# Start of TASK INPUTS
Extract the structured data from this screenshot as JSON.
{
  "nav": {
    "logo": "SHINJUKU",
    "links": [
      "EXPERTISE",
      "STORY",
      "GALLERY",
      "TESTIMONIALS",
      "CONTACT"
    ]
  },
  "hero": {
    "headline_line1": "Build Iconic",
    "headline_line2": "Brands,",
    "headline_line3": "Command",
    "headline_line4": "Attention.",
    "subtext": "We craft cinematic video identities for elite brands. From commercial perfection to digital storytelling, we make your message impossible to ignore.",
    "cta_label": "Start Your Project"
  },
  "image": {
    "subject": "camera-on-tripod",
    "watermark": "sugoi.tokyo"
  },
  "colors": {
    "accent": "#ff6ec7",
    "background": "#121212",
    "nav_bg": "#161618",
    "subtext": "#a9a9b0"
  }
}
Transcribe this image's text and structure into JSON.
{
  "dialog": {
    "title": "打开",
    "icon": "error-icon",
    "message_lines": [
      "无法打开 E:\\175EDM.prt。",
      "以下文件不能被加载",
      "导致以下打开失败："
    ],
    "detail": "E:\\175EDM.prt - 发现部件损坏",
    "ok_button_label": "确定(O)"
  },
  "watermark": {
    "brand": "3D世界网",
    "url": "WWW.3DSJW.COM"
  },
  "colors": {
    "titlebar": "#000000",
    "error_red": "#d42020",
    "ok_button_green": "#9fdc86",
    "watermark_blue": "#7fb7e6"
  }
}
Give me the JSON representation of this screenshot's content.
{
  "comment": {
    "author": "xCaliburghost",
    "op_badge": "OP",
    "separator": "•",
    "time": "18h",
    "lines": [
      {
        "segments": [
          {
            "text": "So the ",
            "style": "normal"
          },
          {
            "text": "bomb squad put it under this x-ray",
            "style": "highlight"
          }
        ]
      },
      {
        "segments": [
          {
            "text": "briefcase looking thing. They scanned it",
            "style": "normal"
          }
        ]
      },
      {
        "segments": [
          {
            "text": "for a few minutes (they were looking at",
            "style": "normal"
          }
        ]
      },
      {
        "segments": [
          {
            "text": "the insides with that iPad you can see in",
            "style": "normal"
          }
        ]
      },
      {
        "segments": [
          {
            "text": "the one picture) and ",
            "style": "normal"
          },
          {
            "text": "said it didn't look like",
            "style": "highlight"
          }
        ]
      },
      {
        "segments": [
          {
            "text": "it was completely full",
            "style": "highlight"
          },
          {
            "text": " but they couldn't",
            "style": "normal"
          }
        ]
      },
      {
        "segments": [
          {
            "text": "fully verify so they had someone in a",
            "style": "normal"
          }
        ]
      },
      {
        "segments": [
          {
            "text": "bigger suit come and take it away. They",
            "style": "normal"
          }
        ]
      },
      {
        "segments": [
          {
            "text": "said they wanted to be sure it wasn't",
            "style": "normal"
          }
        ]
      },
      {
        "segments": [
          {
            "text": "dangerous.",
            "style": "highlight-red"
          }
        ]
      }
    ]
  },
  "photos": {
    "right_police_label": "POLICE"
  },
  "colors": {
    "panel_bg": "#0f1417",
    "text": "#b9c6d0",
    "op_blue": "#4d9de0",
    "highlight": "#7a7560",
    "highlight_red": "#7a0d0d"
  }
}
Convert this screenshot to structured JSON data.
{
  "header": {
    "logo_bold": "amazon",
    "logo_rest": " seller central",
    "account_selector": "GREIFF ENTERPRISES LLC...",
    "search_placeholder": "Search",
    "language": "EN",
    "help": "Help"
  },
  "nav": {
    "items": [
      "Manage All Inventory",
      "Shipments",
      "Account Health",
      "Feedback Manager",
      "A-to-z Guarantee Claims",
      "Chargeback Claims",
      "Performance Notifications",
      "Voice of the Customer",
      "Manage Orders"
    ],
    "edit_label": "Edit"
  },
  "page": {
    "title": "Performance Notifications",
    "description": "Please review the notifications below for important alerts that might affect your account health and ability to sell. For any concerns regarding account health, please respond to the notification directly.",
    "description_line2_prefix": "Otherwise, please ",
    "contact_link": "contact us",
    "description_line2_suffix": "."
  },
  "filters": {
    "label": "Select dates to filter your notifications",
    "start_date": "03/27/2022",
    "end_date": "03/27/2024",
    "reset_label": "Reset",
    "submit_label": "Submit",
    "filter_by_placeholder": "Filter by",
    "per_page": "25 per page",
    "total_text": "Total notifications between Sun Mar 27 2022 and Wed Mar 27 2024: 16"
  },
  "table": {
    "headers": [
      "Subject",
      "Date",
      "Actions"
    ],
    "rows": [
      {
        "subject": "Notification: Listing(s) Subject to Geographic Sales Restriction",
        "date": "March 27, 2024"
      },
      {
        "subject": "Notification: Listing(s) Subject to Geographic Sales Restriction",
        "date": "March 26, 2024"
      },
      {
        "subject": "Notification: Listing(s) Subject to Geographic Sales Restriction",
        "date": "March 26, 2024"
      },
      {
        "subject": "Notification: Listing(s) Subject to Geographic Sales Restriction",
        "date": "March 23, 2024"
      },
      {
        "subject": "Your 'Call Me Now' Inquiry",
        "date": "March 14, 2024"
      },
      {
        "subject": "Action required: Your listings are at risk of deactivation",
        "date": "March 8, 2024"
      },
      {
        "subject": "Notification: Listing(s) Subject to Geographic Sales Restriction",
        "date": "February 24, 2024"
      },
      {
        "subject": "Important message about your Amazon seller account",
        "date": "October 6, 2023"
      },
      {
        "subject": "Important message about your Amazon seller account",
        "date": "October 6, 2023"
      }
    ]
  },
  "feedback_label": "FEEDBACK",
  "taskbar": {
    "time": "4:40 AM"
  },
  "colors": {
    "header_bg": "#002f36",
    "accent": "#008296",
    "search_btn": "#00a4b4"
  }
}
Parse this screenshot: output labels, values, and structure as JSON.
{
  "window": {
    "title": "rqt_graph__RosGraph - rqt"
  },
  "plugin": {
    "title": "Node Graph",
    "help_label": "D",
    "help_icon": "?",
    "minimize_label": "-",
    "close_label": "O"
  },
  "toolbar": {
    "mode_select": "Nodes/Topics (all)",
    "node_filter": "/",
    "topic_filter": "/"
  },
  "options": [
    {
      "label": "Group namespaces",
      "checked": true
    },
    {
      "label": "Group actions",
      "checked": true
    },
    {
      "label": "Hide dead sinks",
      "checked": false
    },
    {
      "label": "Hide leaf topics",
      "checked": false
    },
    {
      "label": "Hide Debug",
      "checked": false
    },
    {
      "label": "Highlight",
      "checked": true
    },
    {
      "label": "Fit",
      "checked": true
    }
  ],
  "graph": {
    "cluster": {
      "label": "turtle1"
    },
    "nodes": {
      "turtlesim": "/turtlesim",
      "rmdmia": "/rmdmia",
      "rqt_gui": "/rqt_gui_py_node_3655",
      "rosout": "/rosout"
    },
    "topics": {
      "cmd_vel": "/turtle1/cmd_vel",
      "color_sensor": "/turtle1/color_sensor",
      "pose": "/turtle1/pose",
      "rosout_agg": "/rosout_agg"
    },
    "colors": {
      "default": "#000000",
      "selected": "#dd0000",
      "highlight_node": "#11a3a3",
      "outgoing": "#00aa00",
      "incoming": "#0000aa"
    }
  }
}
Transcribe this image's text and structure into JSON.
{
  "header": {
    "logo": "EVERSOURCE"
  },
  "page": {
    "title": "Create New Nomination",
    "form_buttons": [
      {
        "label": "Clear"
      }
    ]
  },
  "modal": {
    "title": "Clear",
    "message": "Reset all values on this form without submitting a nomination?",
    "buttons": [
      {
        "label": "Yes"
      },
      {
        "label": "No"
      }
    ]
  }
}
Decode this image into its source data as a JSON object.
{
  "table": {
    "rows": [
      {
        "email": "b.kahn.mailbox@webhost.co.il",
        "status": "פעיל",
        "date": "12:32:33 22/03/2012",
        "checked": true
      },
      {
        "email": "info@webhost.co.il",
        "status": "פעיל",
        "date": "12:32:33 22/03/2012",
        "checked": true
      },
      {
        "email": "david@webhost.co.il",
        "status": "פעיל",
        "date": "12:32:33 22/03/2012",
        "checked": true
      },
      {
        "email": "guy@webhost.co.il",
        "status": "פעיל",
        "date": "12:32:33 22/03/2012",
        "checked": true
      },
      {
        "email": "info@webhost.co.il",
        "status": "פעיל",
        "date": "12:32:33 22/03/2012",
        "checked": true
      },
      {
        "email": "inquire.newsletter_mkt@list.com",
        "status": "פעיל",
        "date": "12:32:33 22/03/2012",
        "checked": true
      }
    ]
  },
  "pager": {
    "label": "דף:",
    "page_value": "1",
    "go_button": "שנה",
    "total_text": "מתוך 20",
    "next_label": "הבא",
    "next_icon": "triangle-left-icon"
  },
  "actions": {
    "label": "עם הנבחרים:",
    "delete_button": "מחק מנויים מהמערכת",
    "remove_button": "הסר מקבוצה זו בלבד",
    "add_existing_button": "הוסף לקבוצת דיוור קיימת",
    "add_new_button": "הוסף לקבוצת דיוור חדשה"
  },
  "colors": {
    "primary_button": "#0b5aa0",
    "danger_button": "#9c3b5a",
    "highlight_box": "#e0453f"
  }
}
# End of TASK INPUTS
### STATED EXERCISE
Reproduce, word for word, only the lines from the one that contains "Decode this image" through the final line.

### WORKED ANSWER
Decode this image into its source data as a JSON object.
{
  "table": {
    "rows": [
      {
        "email": "b.kahn.mailbox@webhost.co.il",
        "status": "פעיל",
        "date": "12:32:33 22/03/2012",
        "checked": true
      },
      {
        "email": "info@webhost.co.il",
        "status": "פעיל",
        "date": "12:32:33 22/03/2012",
        "checked": true
      },
      {
        "email": "david@webhost.co.il",
        "status": "פעיל",
        "date": "12:32:33 22/03/2012",
        "checked": true
      },
      {
        "email": "guy@webhost.co.il",
        "status": "פעיל",
        "date": "12:32:33 22/03/2012",
        "checked": true
      },
      {
        "email": "info@webhost.co.il",
        "status": "פעיל",
        "date": "12:32:33 22/03/2012",
        "checked": true
      },
      {
        "email": "inquire.newsletter_mkt@list.com",
        "status": "פעיל",
        "date": "12:32:33 22/03/2012",
        "checked": true
      }
    ]
  },
  "pager": {
    "label": "דף:",
    "page_value": "1",
    "go_button": "שנה",
    "total_text": "מתוך 20",
    "next_label": "הבא",
    "next_icon": "triangle-left-icon"
  },
  "actions": {
    "label": "עם הנבחרים:",
    "delete_button": "מחק מנויים מהמערכת",
    "remove_button": "הסר מקבוצה זו בלבד",
    "add_existing_button": "הוסף לקבוצת דיוור קיימת",
    "add_new_button": "הוסף לקבוצת דיוור חדשה"
  },
  "colors": {
    "primary_button": "#0b5aa0",
    "danger_button": "#9c3b5a",
    "highlight_box": "#e0453f"
  }
}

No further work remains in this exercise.